| Text |

Solar Power International 2009

I attended Solar Power 2009 Conference in Anneheim, CA last week. It was a hugh show (for solar) over 23,000 attendees, up nearly 3x in 3 years. While the attendence numbers generated some buzz, the overwhelming sentiment was relief that the worst of the financial crisis is over, and assuming that the 3rd quarter is indicative, the solar industry is back on its feet and moving forward again.

Actually the Exhibit hall is getting a little too big--I spent my entire first day wandering the exhibit floor. I suppose I have only myself to blame...

They had a couple excellent speakers in Ed Begley Jr, (morning 1) and Robert F. Kennedy Jr, (morning 2). They were definately the highlights of the conference for me. Favorite factoid: total direct US solar subisidy= $1 Billion/yr, total direct US fossil fuel subsidy = $70 billion/yr. While it was nice to have some high profile politicos like the US Secretary of Labor (Hilda Solis) and the Govenor of New Mexico (Bill Richardson) address the conference, they didn't make any news.

The CEO panels (morning 2 & 3) were underwhelming, I think this was partly the fault of the panel moderators pushing their own agendas. The first moderator (german) was fixated on a national Feed-In-Tariff, and asked the panel about 5 different times how to institute a FIT in the US. [I am all for FITs, provided you get the pricing right--which probably is around $0.20/kwh, significantly below Germany's rate.] On the other hand I can't imagine one rate that would work everywhere from Maine to California, and Texas to Minnesota.

| Required task A |
Condense the paragraph of the Solar Power International 2009 post that begins "They had a couple excellent speakers" into a short bulleted list that keeps its main facts.
| Required task B |
Retype the portion of the Solar Power International 2009 post starting with "The CEO panels" and going on through "Texas to Minnesota.".
The material has no connection to the Solar Power International 2009 post.

| Raw records |
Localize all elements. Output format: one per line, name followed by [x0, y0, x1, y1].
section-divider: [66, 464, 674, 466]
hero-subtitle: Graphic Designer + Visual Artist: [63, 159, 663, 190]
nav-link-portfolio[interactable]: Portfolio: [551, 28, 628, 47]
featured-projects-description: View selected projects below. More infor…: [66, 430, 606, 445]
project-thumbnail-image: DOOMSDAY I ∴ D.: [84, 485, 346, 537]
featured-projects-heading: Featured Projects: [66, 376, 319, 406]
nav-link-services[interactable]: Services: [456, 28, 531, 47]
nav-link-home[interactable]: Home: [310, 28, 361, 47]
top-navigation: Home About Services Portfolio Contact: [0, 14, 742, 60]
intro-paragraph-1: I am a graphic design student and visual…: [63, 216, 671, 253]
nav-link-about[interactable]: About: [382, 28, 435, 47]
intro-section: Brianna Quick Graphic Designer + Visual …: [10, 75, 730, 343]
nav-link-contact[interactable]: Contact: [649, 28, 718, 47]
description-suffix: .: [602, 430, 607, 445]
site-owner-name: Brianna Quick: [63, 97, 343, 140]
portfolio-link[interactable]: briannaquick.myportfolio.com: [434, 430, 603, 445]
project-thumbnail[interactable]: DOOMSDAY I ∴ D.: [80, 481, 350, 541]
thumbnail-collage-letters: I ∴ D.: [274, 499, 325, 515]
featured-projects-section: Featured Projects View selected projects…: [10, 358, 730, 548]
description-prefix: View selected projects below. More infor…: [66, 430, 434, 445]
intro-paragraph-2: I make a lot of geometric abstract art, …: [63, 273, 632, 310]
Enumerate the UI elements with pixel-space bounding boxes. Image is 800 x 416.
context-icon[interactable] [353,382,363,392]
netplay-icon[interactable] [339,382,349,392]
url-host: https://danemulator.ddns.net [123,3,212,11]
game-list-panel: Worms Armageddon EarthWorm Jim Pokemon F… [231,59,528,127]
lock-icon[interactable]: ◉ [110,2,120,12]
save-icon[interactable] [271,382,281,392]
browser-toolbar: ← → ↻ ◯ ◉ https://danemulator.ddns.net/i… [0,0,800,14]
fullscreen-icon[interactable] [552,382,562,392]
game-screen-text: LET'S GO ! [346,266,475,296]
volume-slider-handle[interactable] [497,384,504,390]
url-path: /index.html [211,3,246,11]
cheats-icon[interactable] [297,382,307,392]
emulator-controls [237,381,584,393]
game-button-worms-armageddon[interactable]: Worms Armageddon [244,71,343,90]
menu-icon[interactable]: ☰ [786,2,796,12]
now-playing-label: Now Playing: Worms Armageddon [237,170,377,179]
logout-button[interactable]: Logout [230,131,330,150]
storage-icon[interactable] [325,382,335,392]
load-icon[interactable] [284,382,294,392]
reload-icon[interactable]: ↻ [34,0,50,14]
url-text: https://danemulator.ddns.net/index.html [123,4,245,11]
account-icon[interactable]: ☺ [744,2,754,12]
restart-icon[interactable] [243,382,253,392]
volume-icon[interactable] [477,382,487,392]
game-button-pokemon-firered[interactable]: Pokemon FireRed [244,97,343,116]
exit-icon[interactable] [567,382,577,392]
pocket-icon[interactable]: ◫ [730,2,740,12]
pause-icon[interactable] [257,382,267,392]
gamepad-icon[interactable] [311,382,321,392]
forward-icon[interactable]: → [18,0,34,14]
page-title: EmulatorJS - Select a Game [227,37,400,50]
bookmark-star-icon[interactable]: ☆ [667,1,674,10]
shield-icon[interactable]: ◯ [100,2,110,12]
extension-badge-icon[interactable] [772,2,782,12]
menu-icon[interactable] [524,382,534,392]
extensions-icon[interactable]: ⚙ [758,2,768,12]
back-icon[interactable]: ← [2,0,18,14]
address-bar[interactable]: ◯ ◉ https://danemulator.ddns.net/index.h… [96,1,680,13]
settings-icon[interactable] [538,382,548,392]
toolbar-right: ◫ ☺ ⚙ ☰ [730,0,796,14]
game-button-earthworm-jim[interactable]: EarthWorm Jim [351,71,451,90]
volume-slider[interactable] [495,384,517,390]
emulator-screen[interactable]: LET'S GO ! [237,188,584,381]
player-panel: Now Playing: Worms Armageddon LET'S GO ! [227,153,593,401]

| Full solution A |
- Ed Begley Jr. (first morning) and Robert F. Kennedy Jr. (second morning) were excellent speakers and the writer's highlights of the conference.
- Favorite factoid: total direct US solar subsidy is $1 billion a year, while total direct US fossil fuel subsidy is $70 billion a year.
- US Secretary of Labor Hilda Solis and New Mexico Governor Bill Richardson also addressed the conference but made no news.

| Full solution B |
The CEO panels (morning 2 & 3) were underwhelming, I think this was partly the fault of the panel moderators pushing their own agendas. The first moderator (german) was fixated on a national Feed-In-Tariff, and asked the panel about 5 different times how to institute a FIT in the US. [I am all for FITs, provided you get the pricing right--which probably is around $0.20/kwh, significantly below Germany's rate.] On the other hand I can't imagine one rate that would work everywhere from Maine to California, and Texas to Minnesota.